*** Supplied records ***
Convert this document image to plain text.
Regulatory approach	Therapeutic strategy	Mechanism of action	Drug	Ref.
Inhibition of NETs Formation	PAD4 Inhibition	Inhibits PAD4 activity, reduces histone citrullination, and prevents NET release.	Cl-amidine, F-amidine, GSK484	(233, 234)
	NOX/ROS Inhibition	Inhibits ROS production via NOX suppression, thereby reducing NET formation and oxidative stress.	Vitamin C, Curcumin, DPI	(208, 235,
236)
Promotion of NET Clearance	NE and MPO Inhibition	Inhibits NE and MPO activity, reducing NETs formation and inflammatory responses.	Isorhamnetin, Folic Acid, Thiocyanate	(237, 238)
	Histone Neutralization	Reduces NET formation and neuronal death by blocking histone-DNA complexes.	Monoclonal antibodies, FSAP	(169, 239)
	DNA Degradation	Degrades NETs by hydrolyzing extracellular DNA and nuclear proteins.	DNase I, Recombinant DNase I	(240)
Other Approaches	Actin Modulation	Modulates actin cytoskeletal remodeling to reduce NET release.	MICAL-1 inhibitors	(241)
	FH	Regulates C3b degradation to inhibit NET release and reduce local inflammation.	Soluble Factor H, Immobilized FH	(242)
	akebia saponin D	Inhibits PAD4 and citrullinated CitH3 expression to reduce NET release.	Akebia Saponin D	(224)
*** End of Supplied records ***
*** Supplied records ***
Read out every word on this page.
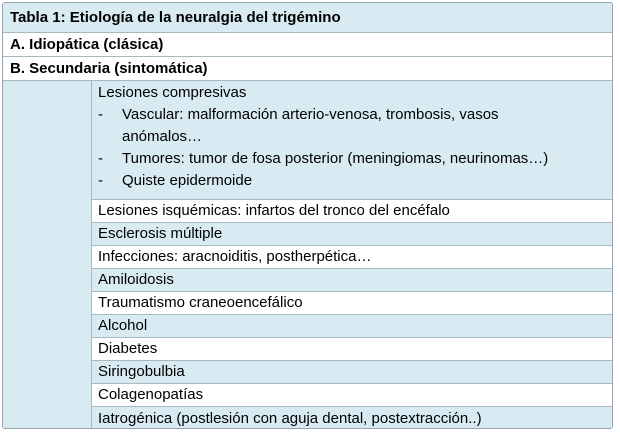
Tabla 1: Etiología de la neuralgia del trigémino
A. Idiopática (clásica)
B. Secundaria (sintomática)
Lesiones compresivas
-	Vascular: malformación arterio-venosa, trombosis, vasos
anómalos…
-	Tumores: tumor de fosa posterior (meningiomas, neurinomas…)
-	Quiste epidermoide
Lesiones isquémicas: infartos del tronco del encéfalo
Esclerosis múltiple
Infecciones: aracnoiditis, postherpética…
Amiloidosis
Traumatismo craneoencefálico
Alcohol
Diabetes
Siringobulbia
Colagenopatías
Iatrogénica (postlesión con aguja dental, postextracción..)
*** End of Supplied records ***
Your objective
Go through the records line by line, and copy each line that holds the string "Lesiones".

Finished task
Lesiones compresivas
Lesiones isquémicas: infartos del tronco del encéfalo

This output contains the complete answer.